**What you need to do**
a) In the review of Another Day in Paradise, what did Mel do before he turned to stealing and selling drugs?
b) Write the next part of the review of Another Day in Paradise, starting after its last sentence.

**Excerpted passage**
Another Day in Paradise
directed by Larry Clark
(Trimark Pictures, 1998)

In 1995, Larry Clark stunned the film world with KIDS, a frank look at sex among teens in the time of HIV. Three years later he stunned almost no one with Another Day in Paradise, a look at sex, thugs and rock 'n' roll among a crowd that's old enough to know better, but doesn't.

At the center of the action is Mel (James Woods), a fast-talking former army medic who divides his time between stealing and selling drugs, for a very handsome profit. He gets an assist in business and pleasure from his longtime girlfriend, Sid (Melanie Griffith), who has two very bad habits: heroin and Mel.

Their tight little world is shattered one night when a young druggie named Bobbie (Vincent Kartheiser) is caught in mid-heist and beaten to a bloody pulp by a security guard who must have escaped from the WWF. Mel nurses Bobbie back to health, but not out of kindness. Mel needs someone like Bobbie -- small and wiry -- for his next caper -- relieving a clinic of its pharmaceutical supplies.

The resulting film has been compared to everything from Drugstore Cowboy to Bonnie and Clyde, though it lacks the narrative ferocity of the former and the quirky humor of the latter.

**Records shown**
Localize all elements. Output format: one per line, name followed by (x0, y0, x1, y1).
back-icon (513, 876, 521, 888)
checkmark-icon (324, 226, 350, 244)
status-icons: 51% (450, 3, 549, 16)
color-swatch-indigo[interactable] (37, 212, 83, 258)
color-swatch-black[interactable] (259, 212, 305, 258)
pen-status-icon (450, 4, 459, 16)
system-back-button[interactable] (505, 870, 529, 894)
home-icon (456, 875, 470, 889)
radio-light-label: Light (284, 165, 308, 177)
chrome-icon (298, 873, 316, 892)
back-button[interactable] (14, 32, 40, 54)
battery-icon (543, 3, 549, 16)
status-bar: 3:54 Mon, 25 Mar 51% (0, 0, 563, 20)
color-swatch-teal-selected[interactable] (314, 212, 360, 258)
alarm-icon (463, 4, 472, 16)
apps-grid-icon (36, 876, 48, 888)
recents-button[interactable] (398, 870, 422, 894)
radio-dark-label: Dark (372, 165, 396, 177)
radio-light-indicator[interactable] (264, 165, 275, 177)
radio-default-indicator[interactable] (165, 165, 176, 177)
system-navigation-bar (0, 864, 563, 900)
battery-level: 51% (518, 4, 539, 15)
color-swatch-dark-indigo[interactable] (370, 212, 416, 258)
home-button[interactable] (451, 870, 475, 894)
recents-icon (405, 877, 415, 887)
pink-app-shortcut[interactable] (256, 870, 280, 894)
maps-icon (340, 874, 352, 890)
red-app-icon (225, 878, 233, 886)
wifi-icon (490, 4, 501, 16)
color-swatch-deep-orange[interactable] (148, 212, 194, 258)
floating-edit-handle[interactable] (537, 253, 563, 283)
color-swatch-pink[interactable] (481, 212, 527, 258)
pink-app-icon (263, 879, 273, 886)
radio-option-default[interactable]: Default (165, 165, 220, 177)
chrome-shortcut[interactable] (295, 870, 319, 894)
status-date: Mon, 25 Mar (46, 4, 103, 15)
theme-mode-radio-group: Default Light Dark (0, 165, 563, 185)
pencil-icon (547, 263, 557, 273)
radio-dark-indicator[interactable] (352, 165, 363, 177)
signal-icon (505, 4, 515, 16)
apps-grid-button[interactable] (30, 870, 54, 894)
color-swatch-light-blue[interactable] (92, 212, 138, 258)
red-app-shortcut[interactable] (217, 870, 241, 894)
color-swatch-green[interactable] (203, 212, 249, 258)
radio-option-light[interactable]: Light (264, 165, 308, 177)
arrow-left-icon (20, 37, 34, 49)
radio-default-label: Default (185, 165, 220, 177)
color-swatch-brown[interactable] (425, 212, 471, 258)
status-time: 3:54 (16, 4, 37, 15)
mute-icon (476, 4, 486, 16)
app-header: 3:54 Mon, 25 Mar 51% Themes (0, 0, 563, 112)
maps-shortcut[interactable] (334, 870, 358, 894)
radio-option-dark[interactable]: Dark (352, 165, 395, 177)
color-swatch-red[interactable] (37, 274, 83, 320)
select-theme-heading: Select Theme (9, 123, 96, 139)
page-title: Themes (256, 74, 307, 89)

**Answers to the exercise**
a) He was an army medic.

b)
At its heart, Another Day in Paradise is a relationship film, complicated by the fact that the relationships among the characters become increasingly intertwined and difficult to manage.

At first, Bobbie is simply Mel's partner. Slowly, he and his drug-addicted girlfriend, Rosie (Natasha Wagner), become the children Mel and Sid could never have. And no one can fight like family.

Another Day in Paradise is shot in cinema-verite style, with lots of wildly swinging camera shots that underscore the instability of Clark's characters. The script seems similarly free-wheeling, with Mel and Sid and Bobbie and Rosie moving from scene to scene with little to prepare them for what's going to happen next.

It's a scattershot technique: sometimes it adds to the tension; sometimes it just confuses things. What it does most effectively is make Paradise a series of set pieces, some of which work, some of which it could do without.

When Mel's attempt to wholesale stolen drugs to a group of bikers goes bad, the resulting shoot-'em-up is nail-biting action at its best. But Bobbie's ad hoc attempt to empty the contents of a roomful of vending machines is pseudo cinema verite at its worst: it's contrived and lacks context. Later, when Rosie pleads with Bobbie not to go out with Mel on his final caper, their lack of anything of substance to say to one another is annoying at best, maddening at worst.

Woods is a powerful actor who's been at the heart of many a powerful film -- Salvador, The Ghosts of Mississippi, The Onion Field, to name a few. A little Woods can go a long way. But even Woods can't cover the ground needed to close the gaps in Another Day in Paradise.

That was Clark's job. Unfortunately, he didn't do it.